§ Task
Extract exactly and only the lines of the data below, starting at the line with "Enumerate this screenshot's" and stopping after the final line.

(Rows from a figure dataset)
================================

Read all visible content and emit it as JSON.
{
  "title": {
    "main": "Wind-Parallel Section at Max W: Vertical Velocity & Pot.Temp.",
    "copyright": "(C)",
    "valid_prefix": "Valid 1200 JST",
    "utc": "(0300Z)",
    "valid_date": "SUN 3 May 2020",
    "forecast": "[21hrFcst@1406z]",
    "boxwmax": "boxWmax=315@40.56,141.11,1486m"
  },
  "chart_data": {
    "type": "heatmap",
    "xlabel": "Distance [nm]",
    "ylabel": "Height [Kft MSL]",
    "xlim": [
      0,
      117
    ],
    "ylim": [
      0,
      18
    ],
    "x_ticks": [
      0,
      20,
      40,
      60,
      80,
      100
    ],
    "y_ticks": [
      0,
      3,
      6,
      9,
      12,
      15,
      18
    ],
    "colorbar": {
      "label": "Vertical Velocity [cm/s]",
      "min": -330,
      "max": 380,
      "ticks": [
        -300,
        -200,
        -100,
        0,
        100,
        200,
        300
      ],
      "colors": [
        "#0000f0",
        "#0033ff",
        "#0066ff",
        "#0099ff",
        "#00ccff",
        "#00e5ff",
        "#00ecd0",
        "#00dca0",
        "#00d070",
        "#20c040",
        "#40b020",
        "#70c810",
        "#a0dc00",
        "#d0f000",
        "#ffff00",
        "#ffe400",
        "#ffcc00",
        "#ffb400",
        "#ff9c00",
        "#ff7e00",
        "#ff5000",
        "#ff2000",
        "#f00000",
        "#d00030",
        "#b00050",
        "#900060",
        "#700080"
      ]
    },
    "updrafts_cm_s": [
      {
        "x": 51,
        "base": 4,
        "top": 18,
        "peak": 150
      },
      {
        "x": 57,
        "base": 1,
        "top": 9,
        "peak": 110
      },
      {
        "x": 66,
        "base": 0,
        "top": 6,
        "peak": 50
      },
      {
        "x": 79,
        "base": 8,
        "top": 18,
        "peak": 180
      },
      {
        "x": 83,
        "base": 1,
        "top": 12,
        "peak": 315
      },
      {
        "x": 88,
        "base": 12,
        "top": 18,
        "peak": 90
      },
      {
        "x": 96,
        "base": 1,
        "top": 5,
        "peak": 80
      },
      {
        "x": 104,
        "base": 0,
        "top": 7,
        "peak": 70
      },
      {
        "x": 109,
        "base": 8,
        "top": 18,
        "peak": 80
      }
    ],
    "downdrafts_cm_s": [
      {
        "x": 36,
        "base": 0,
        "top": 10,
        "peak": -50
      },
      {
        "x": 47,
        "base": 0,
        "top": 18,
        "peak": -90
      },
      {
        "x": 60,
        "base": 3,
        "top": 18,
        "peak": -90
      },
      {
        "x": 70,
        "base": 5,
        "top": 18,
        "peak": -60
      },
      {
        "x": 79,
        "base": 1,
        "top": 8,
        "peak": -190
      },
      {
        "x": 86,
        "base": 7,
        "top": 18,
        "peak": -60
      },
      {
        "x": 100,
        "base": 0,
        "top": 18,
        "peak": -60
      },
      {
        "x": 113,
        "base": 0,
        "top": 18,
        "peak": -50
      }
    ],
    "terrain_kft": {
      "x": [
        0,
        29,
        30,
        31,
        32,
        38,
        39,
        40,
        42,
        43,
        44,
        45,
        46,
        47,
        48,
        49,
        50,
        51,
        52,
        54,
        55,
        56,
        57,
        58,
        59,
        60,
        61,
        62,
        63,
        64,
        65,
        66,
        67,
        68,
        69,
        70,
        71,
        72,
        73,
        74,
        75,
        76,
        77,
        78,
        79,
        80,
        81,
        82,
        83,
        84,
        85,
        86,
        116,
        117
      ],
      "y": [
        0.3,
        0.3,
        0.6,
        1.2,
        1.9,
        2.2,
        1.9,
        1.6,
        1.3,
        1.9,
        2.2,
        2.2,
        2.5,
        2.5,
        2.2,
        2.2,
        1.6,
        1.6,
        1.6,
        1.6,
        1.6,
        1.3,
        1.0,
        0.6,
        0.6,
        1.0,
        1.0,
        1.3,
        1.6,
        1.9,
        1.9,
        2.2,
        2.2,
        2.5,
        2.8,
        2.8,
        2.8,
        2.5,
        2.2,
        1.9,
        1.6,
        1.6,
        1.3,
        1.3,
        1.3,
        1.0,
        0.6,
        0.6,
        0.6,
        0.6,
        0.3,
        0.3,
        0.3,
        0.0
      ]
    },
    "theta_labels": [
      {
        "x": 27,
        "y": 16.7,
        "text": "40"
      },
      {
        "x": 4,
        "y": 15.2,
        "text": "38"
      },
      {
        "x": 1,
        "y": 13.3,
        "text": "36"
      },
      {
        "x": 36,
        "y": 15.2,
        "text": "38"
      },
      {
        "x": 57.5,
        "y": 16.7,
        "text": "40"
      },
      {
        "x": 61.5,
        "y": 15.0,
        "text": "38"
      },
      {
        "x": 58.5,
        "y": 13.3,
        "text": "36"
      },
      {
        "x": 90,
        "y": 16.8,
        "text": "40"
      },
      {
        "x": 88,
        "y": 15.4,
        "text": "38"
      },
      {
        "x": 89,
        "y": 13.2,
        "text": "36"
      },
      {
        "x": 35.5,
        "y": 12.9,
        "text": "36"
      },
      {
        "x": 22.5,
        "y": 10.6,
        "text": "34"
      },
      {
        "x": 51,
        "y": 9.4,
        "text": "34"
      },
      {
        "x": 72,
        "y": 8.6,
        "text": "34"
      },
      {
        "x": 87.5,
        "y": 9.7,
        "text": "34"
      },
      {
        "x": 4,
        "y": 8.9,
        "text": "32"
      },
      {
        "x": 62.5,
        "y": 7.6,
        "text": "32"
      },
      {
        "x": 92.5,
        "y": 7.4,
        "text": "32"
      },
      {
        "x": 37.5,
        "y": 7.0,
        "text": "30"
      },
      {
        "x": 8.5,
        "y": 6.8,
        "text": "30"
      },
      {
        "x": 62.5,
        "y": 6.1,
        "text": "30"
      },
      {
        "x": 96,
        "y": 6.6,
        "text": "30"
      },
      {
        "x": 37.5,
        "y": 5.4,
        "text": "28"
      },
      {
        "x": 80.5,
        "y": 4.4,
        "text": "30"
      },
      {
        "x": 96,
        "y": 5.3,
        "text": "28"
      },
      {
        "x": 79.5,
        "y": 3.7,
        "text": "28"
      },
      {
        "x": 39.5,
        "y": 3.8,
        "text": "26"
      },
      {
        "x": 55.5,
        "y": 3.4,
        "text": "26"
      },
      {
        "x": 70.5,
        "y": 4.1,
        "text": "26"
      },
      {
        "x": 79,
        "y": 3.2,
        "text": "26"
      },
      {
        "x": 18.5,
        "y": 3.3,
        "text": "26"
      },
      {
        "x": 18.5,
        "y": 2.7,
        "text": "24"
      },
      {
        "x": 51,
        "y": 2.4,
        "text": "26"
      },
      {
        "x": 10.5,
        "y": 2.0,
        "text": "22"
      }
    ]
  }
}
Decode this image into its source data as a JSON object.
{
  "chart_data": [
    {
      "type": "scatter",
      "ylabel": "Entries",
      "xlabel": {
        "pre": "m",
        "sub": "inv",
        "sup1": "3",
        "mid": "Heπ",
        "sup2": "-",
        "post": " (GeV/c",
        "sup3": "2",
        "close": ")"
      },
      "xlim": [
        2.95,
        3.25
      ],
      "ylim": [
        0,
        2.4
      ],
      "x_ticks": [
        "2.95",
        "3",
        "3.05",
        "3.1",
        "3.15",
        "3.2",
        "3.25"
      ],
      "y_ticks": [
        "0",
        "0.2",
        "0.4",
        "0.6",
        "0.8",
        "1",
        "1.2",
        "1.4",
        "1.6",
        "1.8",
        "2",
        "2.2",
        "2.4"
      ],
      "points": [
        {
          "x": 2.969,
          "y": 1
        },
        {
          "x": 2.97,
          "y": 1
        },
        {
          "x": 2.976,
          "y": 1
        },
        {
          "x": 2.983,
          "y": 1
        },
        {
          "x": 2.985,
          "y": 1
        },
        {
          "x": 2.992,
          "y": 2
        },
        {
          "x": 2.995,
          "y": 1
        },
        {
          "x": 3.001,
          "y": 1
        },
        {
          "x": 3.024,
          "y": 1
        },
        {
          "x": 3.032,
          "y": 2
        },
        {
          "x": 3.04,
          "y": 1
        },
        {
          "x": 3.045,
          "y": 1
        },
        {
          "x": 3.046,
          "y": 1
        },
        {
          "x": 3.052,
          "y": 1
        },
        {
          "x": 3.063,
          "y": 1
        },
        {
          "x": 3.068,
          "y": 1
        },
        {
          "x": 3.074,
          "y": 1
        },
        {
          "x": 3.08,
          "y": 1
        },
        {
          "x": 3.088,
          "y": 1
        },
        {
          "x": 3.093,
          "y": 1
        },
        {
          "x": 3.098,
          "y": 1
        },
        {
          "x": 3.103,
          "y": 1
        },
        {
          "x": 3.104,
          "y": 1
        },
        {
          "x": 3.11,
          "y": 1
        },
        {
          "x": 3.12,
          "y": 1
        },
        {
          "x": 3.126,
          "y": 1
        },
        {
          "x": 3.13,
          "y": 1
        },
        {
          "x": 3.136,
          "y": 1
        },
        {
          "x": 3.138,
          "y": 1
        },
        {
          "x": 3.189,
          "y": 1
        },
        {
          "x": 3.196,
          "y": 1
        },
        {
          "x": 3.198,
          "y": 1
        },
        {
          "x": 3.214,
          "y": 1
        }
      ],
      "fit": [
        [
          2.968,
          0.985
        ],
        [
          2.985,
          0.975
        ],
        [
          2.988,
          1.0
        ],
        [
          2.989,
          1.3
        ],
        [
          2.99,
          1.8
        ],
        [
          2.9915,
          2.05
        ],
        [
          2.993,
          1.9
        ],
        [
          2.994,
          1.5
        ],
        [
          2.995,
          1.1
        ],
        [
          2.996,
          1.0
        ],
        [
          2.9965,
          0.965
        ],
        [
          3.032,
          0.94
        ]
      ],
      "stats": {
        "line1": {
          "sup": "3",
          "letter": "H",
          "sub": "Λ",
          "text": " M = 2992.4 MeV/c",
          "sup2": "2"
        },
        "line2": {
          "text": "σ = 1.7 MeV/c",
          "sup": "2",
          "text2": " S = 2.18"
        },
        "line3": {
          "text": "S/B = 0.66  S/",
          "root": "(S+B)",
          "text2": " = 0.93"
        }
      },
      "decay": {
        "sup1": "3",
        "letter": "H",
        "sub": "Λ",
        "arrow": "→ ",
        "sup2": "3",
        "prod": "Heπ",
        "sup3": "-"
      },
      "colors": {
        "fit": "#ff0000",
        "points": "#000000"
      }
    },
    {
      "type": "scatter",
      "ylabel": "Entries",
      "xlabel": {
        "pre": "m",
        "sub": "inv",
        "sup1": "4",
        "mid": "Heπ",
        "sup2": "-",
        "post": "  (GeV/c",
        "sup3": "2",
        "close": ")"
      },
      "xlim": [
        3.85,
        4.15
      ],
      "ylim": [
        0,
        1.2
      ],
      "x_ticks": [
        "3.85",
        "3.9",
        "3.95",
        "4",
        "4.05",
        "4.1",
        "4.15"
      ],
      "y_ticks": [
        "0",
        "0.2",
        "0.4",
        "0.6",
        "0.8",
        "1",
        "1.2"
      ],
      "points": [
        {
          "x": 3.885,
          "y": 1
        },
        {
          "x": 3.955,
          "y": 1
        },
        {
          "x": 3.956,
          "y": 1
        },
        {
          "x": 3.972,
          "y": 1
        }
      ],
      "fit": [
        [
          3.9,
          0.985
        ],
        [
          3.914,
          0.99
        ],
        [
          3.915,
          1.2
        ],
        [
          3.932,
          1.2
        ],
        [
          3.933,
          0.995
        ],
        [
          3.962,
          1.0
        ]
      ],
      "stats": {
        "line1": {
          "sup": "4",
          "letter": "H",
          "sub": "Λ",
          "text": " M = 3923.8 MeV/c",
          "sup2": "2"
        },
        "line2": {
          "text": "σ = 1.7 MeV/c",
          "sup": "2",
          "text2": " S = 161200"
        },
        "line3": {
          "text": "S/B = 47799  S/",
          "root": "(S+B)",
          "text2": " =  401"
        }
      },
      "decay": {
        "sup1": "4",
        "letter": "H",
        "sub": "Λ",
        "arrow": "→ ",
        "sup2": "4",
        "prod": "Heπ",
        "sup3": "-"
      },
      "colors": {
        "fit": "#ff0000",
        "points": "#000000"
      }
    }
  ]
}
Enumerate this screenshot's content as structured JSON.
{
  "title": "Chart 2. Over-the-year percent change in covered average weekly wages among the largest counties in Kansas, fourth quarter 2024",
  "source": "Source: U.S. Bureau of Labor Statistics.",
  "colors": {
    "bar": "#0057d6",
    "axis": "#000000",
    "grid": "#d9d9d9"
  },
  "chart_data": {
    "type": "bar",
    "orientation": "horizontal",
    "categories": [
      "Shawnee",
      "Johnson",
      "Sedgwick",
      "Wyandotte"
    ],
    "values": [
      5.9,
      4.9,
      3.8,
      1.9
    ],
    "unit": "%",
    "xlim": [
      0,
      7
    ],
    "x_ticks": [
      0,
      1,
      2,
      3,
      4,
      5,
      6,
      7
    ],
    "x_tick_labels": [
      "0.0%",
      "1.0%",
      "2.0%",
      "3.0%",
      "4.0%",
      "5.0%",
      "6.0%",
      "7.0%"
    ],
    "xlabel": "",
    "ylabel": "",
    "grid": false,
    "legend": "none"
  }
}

================================

§ Exercise response
Enumerate this screenshot's content as structured JSON.
{
  "title": "Chart 2. Over-the-year percent change in covered average weekly wages among the largest counties in Kansas, fourth quarter 2024",
  "source": "Source: U.S. Bureau of Labor Statistics.",
  "colors": {
    "bar": "#0057d6",
    "axis": "#000000",
    "grid": "#d9d9d9"
  },
  "chart_data": {
    "type": "bar",
    "orientation": "horizontal",
    "categories": [
      "Shawnee",
      "Johnson",
      "Sedgwick",
      "Wyandotte"
    ],
    "values": [
      5.9,
      4.9,
      3.8,
      1.9
    ],
    "unit": "%",
    "xlim": [
      0,
      7
    ],
    "x_ticks": [
      0,
      1,
      2,
      3,
      4,
      5,
      6,
      7
    ],
    "x_tick_labels": [
      "0.0%",
      "1.0%",
      "2.0%",
      "3.0%",
      "4.0%",
      "5.0%",
      "6.0%",
      "7.0%"
    ],
    "xlabel": "",
    "ylabel": "",
    "grid": false,
    "legend": "none"
  }
}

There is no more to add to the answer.